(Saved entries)

════════════════════

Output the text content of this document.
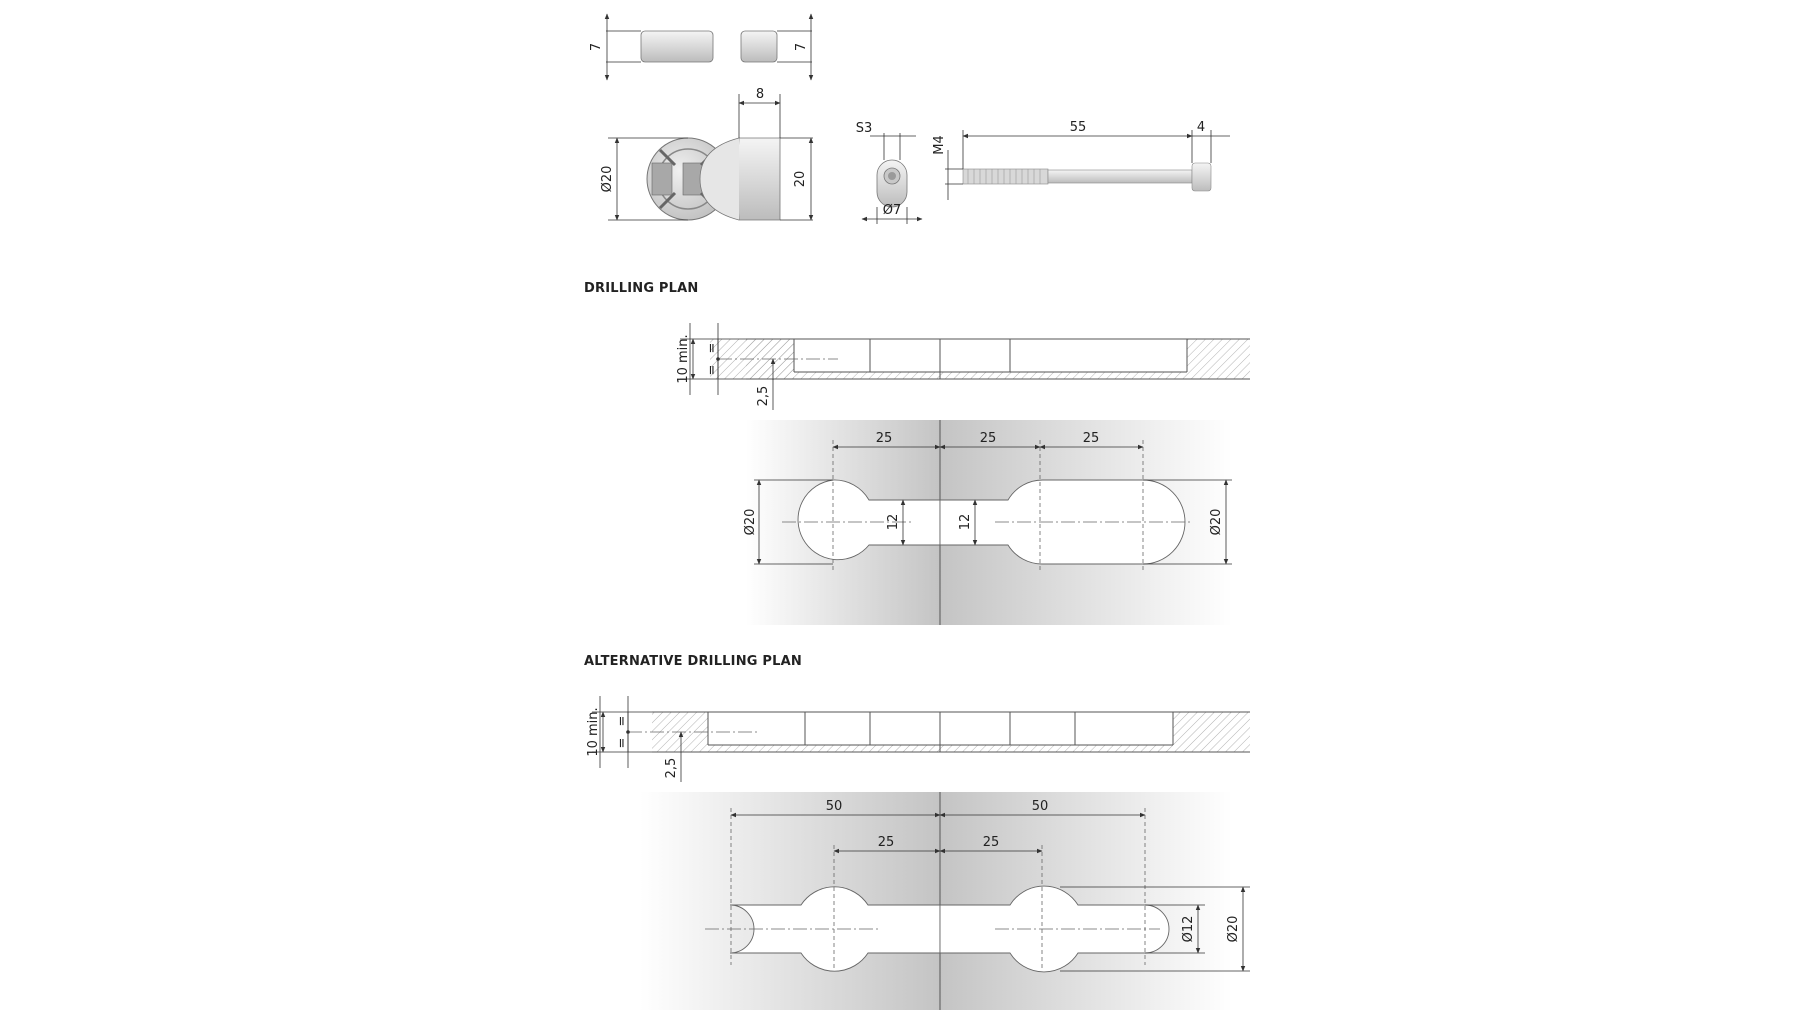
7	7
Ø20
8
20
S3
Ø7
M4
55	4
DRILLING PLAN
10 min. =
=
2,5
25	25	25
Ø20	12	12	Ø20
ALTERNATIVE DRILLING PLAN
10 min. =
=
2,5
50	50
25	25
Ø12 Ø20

════════════════════

Each record above is to be restated exactly, with its pictures removed from the copy.

_SOLUTION_:
Output the text content of this document.
7	7
Ø20
8
20
S3
Ø7
M4
55	4
DRILLING PLAN
10 min. =
=
2,5
25	25	25
Ø20	12	12	Ø20
ALTERNATIVE DRILLING PLAN
10 min. =
=
2,5
50	50
25	25
Ø12 Ø20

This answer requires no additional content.